• [Task statement] Arrange the entries in the stretch from the line that contains "open-editors-label: 打开的编辑器 xyxy=(20,34,95,53)" through the line that contains "open-editor-item[interactable]: JS test-opn.js" as a Markdown table with the columns Row and Line, leaving out blank lines.

======

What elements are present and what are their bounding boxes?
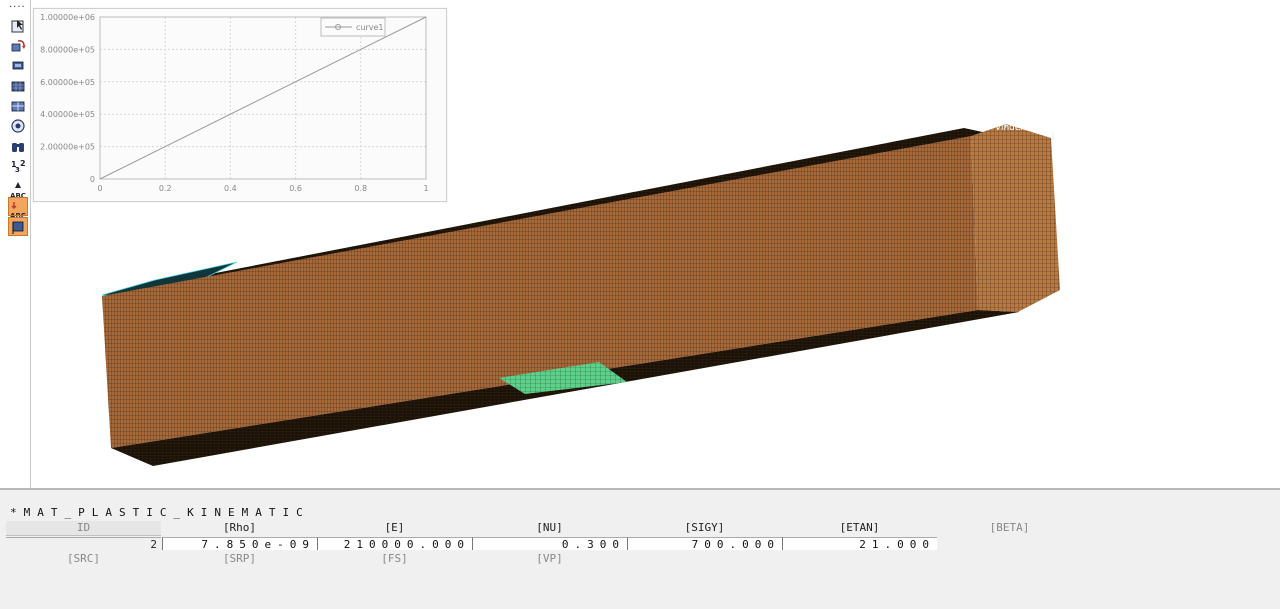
x-tick-label: 0.2: [159, 184, 172, 193]
field-header-src: [SRC]: [66, 552, 101, 565]
x-tick-label: 0.6: [289, 184, 302, 193]
hidden-line-icon[interactable]: [9, 97, 27, 114]
field-header-e: [E]: [384, 521, 405, 534]
x-tick-label: 1: [423, 184, 428, 193]
field-nu-input[interactable]: 0.300: [472, 537, 627, 551]
left-toolbar: ···· 132 ABC ABC: [0, 0, 31, 488]
node-annotation-label: NodePnt = 2.00e-01: [1087, 123, 1179, 133]
rotate-view-icon[interactable]: [9, 37, 27, 54]
y-tick-label: 8.00000e+05: [40, 45, 95, 54]
node-annotation-label: NodePnt = 2.00e-01: [1037, 104, 1129, 114]
field-header-beta: [BETA]: [989, 521, 1030, 534]
field-header-etan: [ETAN]: [839, 521, 880, 534]
mesh-view-icon[interactable]: [9, 77, 27, 94]
model-view-icon[interactable]: [9, 57, 27, 74]
field-header-srp: [SRP]: [222, 552, 257, 565]
field-header-fs: [FS]: [381, 552, 408, 565]
y-tick-label: 0: [90, 175, 95, 184]
field-header-nu: [NU]: [536, 521, 563, 534]
find-icon[interactable]: [9, 117, 27, 134]
x-tick-label: 0: [97, 184, 102, 193]
field-header-id: ID: [6, 521, 161, 536]
field-e-input[interactable]: 210000.000: [317, 537, 472, 551]
x-tick-label: 0.4: [224, 184, 237, 193]
field-etan-input[interactable]: 21.000: [782, 537, 937, 551]
field-header-sigy: [SIGY]: [684, 521, 725, 534]
curve-chart: 1.00000e+06 8.00000e+05 6.00000e+05 4.00000…: [40, 13, 428, 193]
y-tick-label: 4.00000e+05: [40, 110, 95, 119]
field-header-vp: [VP]: [536, 552, 563, 565]
svg-text:2: 2: [20, 159, 26, 168]
field-header-rho: [Rho]: [222, 521, 257, 534]
select-entities-icon[interactable]: [9, 17, 27, 34]
curve1-line: [99, 16, 427, 180]
x-tick-label: 0.8: [354, 184, 367, 193]
toolbar-grip[interactable]: ····: [9, 2, 26, 13]
abc-arrow-label-icon[interactable]: ABC: [8, 197, 28, 219]
node-annotation-label: Vinderline = 2.00e-01: [995, 123, 1094, 133]
abc-label-icon[interactable]: ABC: [9, 178, 27, 199]
beam-end-face[interactable]: [971, 124, 1060, 312]
field-rho-input[interactable]: 7.850e-09: [162, 537, 317, 551]
binoculars-icon[interactable]: [9, 137, 27, 154]
flag-icon[interactable]: [8, 217, 28, 236]
numbering-icon[interactable]: 132: [9, 157, 27, 174]
keyword-card-editor: *MAT_PLASTIC_KINEMATIC ID [Rho] [E] [NU]…: [0, 490, 1280, 609]
curve-plot-panel[interactable]: 1.00000e+06 8.00000e+05 6.00000e+05 4.00000…: [33, 8, 447, 202]
y-tick-label: 6.00000e+05: [40, 78, 95, 87]
y-tick-label: 1.00000e+06: [40, 13, 95, 22]
field-sigy-input[interactable]: 700.000: [627, 537, 782, 551]
y-tick-label: 2.00000e+05: [40, 143, 95, 152]
card-title: *MAT_PLASTIC_KINEMATIC: [10, 506, 310, 519]
legend-label: curve1: [356, 23, 384, 32]
field-id-value[interactable]: 2: [6, 537, 161, 551]
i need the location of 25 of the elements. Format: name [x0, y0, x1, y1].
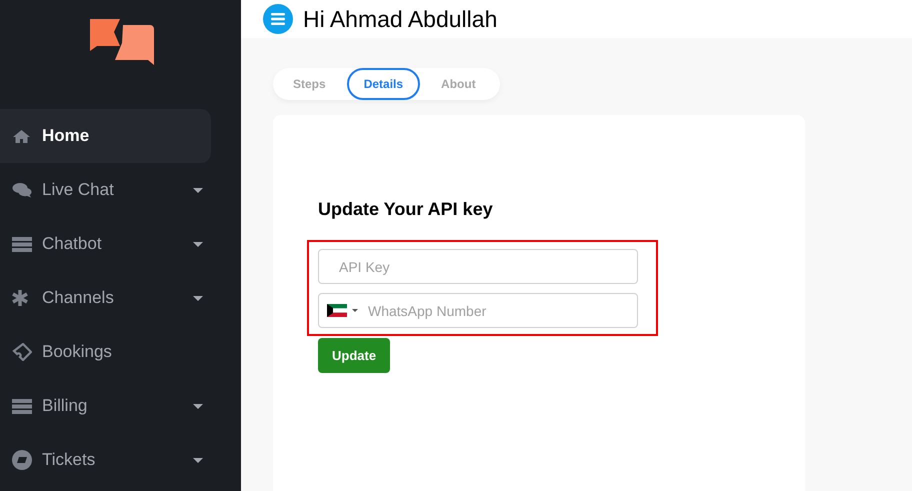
menu-icon: [271, 13, 285, 25]
tab[interactable]: Details: [346, 68, 420, 100]
sidebar-item[interactable]: Home: [0, 109, 211, 163]
ticket-icon: [12, 343, 32, 361]
greeting-title: Hi Ahmad Abdullah: [303, 6, 498, 32]
phone-field[interactable]: WhatsApp Number: [318, 293, 638, 328]
flag-icon: [327, 304, 347, 317]
sidebar-item[interactable]: Chatbot: [0, 217, 211, 271]
home-icon: [12, 128, 31, 144]
api-key-field[interactable]: API Key: [318, 249, 638, 284]
sidebar-item[interactable]: Live Chat: [0, 163, 211, 217]
server-icon: [12, 398, 32, 414]
menu-button[interactable]: [263, 4, 293, 34]
form-title: Update Your API key: [318, 199, 494, 220]
update-button[interactable]: Update: [318, 338, 390, 373]
server-icon: [12, 236, 32, 252]
sidebar-item[interactable]: Channels: [0, 271, 211, 325]
sidebar-item[interactable]: Tickets: [0, 433, 211, 487]
sidebar-item[interactable]: Bookings: [0, 325, 211, 379]
asterisk-icon: [12, 290, 28, 306]
logo-icon: [88, 19, 154, 65]
chat-icon: [12, 182, 32, 198]
sidebar-item[interactable]: Billing: [0, 379, 211, 433]
country-picker[interactable]: [327, 304, 358, 317]
disc-icon: [12, 450, 32, 470]
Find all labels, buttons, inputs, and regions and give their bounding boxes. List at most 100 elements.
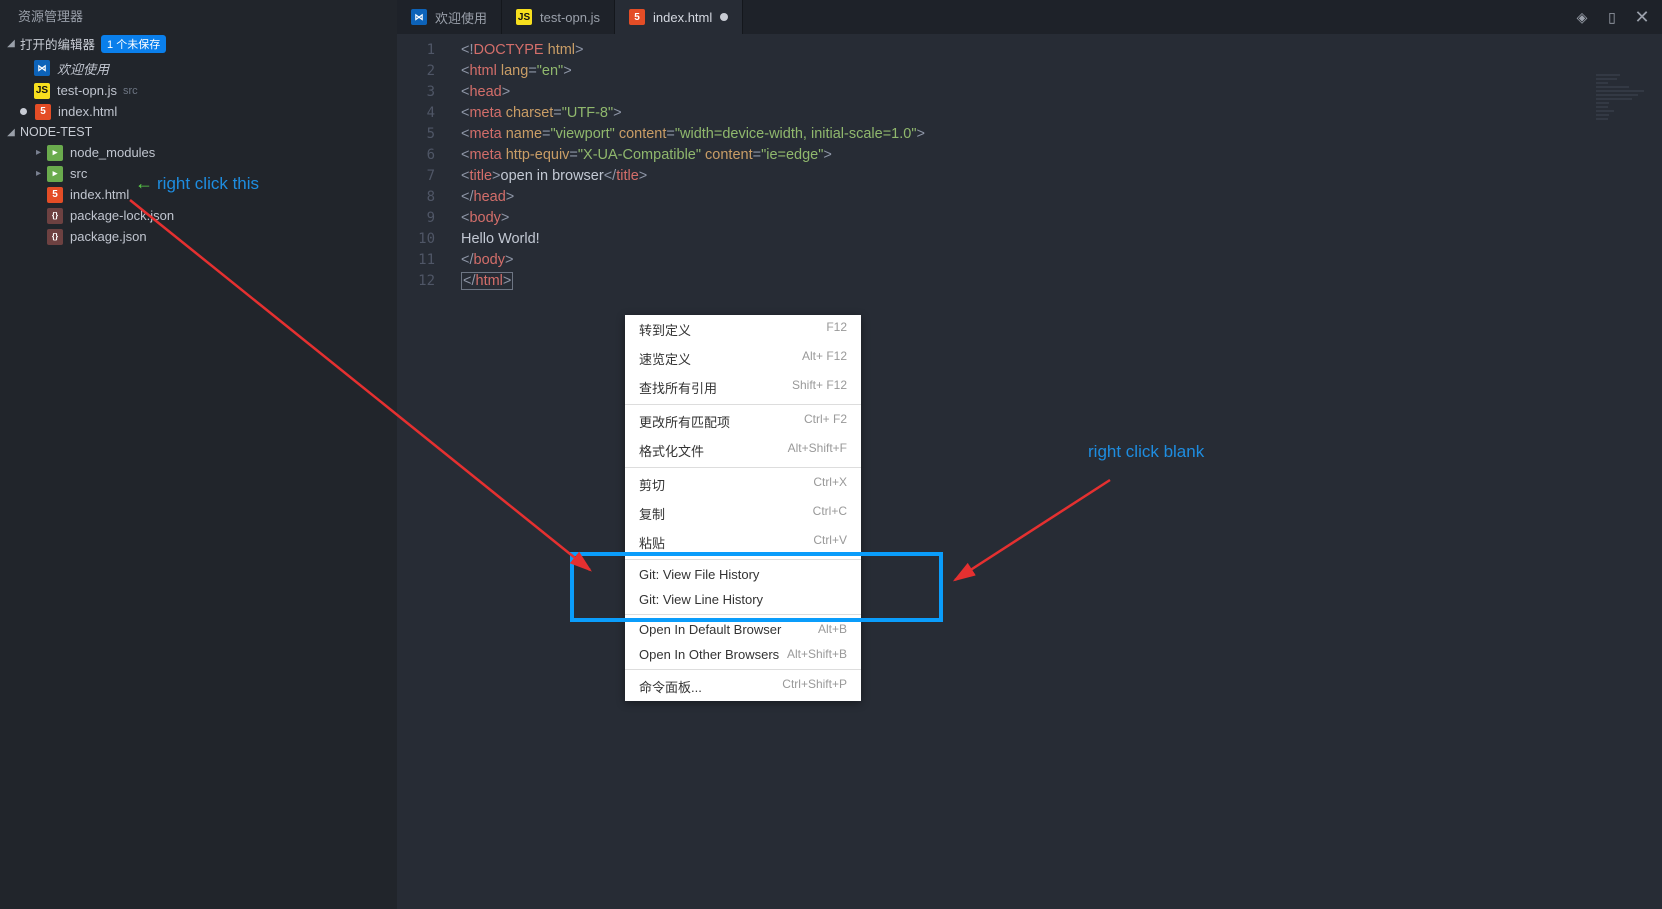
open-editors-label: 打开的编辑器 xyxy=(20,34,95,53)
open-editors-header[interactable]: ◢ 打开的编辑器 1 个未保存 xyxy=(0,31,397,56)
code-line[interactable]: <!DOCTYPE html> xyxy=(461,40,925,61)
file-label: test-opn.js xyxy=(57,83,117,98)
context-menu-item[interactable]: Git: View File History xyxy=(625,562,861,587)
line-gutter: 123456789101112 xyxy=(397,34,449,292)
menu-item-shortcut: Ctrl+ F2 xyxy=(804,412,847,431)
open-editor-item[interactable]: JS test-opn.js src xyxy=(0,80,397,101)
code-line[interactable]: <meta name="viewport" content="width=dev… xyxy=(461,124,925,145)
menu-item-label: 格式化文件 xyxy=(639,441,704,460)
explorer-title: 资源管理器 xyxy=(0,0,397,31)
menu-item-label: 更改所有匹配项 xyxy=(639,412,730,431)
code-line[interactable]: Hello World! xyxy=(461,229,925,250)
tree-item-label: package-lock.json xyxy=(70,208,174,223)
js-file-icon: JS xyxy=(516,9,532,25)
minimap[interactable] xyxy=(1596,74,1656,134)
context-menu-item[interactable]: 更改所有匹配项 Ctrl+ F2 xyxy=(625,407,861,436)
vs-file-icon: ⋈ xyxy=(411,9,427,25)
menu-item-shortcut: Alt+ F12 xyxy=(802,349,847,368)
menu-item-shortcut: Ctrl+C xyxy=(813,504,847,523)
json-icon: {} xyxy=(47,208,63,224)
line-number: 8 xyxy=(397,187,449,208)
editor-tab[interactable]: ⋈ 欢迎使用 xyxy=(397,0,502,34)
menu-item-label: 命令面板... xyxy=(639,677,702,696)
menu-item-label: 速览定义 xyxy=(639,349,691,368)
code-line[interactable]: </body> xyxy=(461,250,925,271)
menu-item-label: 查找所有引用 xyxy=(639,378,717,397)
editor-tab[interactable]: 5 index.html xyxy=(615,0,743,34)
menu-item-label: Open In Other Browsers xyxy=(639,647,779,662)
project-header[interactable]: ◢ NODE-TEST xyxy=(0,122,397,142)
line-number: 5 xyxy=(397,124,449,145)
code-line[interactable]: <title>open in browser</title> xyxy=(461,166,925,187)
menu-item-label: 粘贴 xyxy=(639,533,665,552)
html-icon: 5 xyxy=(47,187,63,203)
line-number: 4 xyxy=(397,103,449,124)
menu-item-label: Git: View Line History xyxy=(639,592,763,607)
line-number: 6 xyxy=(397,145,449,166)
code-line[interactable]: <meta http-equiv="X-UA-Compatible" conte… xyxy=(461,145,925,166)
tree-item[interactable]: 5 index.html xyxy=(0,184,397,205)
twisty-icon: ▸ xyxy=(36,168,44,179)
line-number: 12 xyxy=(397,271,449,292)
line-number: 2 xyxy=(397,61,449,82)
chevron-down-icon: ◢ xyxy=(4,38,18,49)
code-line[interactable]: </html> xyxy=(461,271,925,292)
context-menu-item[interactable]: Open In Default BrowserAlt+B xyxy=(625,617,861,642)
context-menu: 转到定义F12 速览定义 Alt+ F12 查找所有引用 Shift+ F12 更改所有匹… xyxy=(625,315,861,701)
menu-separator xyxy=(625,404,861,405)
close-icon[interactable]: ✕ xyxy=(1634,9,1650,25)
open-editor-item[interactable]: 5index.html xyxy=(0,101,397,122)
code-line[interactable]: <html lang="en"> xyxy=(461,61,925,82)
menu-separator xyxy=(625,614,861,615)
menu-item-label: 转到定义 xyxy=(639,320,691,339)
menu-item-label: 剪切 xyxy=(639,475,665,494)
tab-bar: ⋈ 欢迎使用 JS test-opn.js 5 index.html xyxy=(397,0,1662,34)
modified-dot-icon xyxy=(720,13,728,21)
tab-label: test-opn.js xyxy=(540,10,600,25)
file-label: 欢迎使用 xyxy=(57,59,109,78)
line-number: 9 xyxy=(397,208,449,229)
context-menu-item[interactable]: Git: View Line History xyxy=(625,587,861,612)
fld-icon: ▸ xyxy=(47,145,63,161)
tab-label: index.html xyxy=(653,10,712,25)
compare-icon[interactable]: ◈ xyxy=(1574,9,1590,25)
code-line[interactable]: <head> xyxy=(461,82,925,103)
tree-item-label: package.json xyxy=(70,229,147,244)
context-menu-item[interactable]: 命令面板...Ctrl+Shift+P xyxy=(625,672,861,701)
code-content[interactable]: <!DOCTYPE html><html lang="en"><head> <m… xyxy=(461,40,925,292)
title-controls: ◈ ▯ ✕ xyxy=(1562,0,1662,34)
tree-item-label: index.html xyxy=(70,187,129,202)
code-line[interactable]: <meta charset="UTF-8"> xyxy=(461,103,925,124)
tree-item[interactable]: {} package-lock.json xyxy=(0,205,397,226)
context-menu-item[interactable]: 格式化文件Alt+Shift+F xyxy=(625,436,861,465)
menu-item-shortcut: Shift+ F12 xyxy=(792,378,847,397)
tree-item[interactable]: ▸▸src xyxy=(0,163,397,184)
tree-item[interactable]: {} package.json xyxy=(0,226,397,247)
code-line[interactable]: <body> xyxy=(461,208,925,229)
line-number: 11 xyxy=(397,250,449,271)
line-number: 10 xyxy=(397,229,449,250)
context-menu-item[interactable]: 复制Ctrl+C xyxy=(625,499,861,528)
json-icon: {} xyxy=(47,229,63,245)
context-menu-item[interactable]: 速览定义 Alt+ F12 xyxy=(625,344,861,373)
tree-item-label: src xyxy=(70,166,87,181)
tree-item[interactable]: ▸▸node_modules xyxy=(0,142,397,163)
tab-label: 欢迎使用 xyxy=(435,8,487,27)
open-editor-item[interactable]: ⋈欢迎使用 xyxy=(0,56,397,80)
context-menu-item[interactable]: 查找所有引用 Shift+ F12 xyxy=(625,373,861,402)
html-file-icon: 5 xyxy=(629,9,645,25)
menu-item-label: Open In Default Browser xyxy=(639,622,781,637)
context-menu-item[interactable]: 转到定义F12 xyxy=(625,315,861,344)
editor-tab[interactable]: JS test-opn.js xyxy=(502,0,615,34)
html-file-icon: 5 xyxy=(35,104,51,120)
split-icon[interactable]: ▯ xyxy=(1604,9,1620,25)
js-file-icon: JS xyxy=(34,83,50,99)
code-line[interactable]: </head> xyxy=(461,187,925,208)
unsaved-badge: 1 个未保存 xyxy=(101,35,166,53)
file-path-meta: src xyxy=(123,85,138,97)
editor-area[interactable]: 123456789101112 <!DOCTYPE html><html lan… xyxy=(397,34,1662,909)
chevron-down-icon: ◢ xyxy=(4,127,18,138)
context-menu-item[interactable]: 剪切Ctrl+X xyxy=(625,470,861,499)
context-menu-item[interactable]: Open In Other BrowsersAlt+Shift+B xyxy=(625,642,861,667)
context-menu-item[interactable]: 粘贴Ctrl+V xyxy=(625,528,861,557)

======

• [Solution]
| Row | Line |
|---|---|
| 1 | open-editors-label: 打开的编辑器 xyxy=(20,34,95,53) |
| 2 | open-editors-header[interactable]: ◢ 打开的编辑器 1 个未保存 xyxy=(0,31,397,56) |
| 3 | code-line[interactable]: <!DOCTYPE html> xyxy=(461,40,925,61) |
| 4 | file-label: test-opn.js xyxy=(57,83,117,98) |
| 5 | context-menu-item[interactable]: Git: View File History xyxy=(625,562,861,587) |
| 6 | line-gutter: 123456789101112 xyxy=(397,34,449,292) |
| 7 | menu-item-shortcut: Ctrl+ F2 xyxy=(804,412,847,431) |
| 8 | open-editor-item[interactable]: JS test-opn.js src xyxy=(0,80,397,101) |